## Work required
For each line below that includes the word "text", make a copy.

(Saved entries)
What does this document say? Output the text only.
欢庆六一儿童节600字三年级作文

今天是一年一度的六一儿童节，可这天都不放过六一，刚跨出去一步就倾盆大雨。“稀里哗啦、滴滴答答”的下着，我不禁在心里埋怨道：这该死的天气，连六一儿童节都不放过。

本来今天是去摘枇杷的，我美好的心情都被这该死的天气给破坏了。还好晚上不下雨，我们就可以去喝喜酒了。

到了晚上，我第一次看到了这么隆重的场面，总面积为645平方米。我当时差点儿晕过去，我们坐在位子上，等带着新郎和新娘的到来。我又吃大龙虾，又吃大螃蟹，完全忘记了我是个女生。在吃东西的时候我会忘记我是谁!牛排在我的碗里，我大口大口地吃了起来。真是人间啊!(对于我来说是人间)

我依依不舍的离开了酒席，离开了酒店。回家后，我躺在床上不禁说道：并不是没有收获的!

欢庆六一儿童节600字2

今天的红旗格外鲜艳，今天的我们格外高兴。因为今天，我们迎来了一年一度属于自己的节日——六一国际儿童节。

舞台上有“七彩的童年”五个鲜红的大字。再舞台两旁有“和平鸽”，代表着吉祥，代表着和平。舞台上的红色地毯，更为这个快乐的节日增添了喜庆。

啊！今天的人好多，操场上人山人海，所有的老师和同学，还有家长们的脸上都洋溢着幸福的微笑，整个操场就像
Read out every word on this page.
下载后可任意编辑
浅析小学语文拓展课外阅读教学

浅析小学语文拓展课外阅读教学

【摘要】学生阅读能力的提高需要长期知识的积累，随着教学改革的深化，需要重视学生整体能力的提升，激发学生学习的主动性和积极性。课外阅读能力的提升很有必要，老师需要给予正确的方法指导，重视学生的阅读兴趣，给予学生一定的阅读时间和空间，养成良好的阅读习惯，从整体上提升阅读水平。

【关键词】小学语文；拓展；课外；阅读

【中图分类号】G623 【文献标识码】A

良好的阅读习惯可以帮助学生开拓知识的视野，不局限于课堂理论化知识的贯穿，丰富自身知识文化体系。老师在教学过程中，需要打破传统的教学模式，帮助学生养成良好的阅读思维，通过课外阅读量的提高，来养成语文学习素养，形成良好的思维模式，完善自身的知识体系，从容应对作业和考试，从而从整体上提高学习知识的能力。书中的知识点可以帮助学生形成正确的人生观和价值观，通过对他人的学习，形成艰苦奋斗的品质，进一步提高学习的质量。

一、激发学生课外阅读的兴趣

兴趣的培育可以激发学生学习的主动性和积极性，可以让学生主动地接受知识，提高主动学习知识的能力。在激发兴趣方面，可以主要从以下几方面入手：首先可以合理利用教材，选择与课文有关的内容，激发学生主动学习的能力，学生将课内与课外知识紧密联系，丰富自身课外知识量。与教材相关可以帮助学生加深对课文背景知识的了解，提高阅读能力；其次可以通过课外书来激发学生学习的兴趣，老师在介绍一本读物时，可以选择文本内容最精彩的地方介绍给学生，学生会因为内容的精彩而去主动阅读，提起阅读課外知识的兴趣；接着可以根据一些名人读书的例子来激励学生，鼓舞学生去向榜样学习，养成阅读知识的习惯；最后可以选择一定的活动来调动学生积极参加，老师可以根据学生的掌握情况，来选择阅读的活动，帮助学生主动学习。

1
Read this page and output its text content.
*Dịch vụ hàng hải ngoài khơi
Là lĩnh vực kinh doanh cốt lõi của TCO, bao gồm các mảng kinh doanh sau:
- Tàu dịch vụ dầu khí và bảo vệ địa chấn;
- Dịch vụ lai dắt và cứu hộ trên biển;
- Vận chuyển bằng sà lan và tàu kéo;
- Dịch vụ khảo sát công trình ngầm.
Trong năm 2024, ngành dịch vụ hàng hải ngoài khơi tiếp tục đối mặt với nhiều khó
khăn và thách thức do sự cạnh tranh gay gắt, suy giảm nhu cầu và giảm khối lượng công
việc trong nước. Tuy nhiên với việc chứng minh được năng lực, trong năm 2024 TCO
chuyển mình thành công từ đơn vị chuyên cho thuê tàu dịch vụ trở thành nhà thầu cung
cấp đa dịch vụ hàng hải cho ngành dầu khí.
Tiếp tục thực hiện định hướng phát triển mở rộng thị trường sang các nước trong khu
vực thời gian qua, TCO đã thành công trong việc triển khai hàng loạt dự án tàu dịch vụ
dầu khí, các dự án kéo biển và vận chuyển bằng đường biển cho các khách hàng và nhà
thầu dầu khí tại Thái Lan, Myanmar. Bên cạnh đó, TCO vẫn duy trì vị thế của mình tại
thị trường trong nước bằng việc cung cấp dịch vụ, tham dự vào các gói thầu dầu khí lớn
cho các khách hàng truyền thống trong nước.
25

## Finished answer
What does this document say? Output the text only.
Read this page and output its text content.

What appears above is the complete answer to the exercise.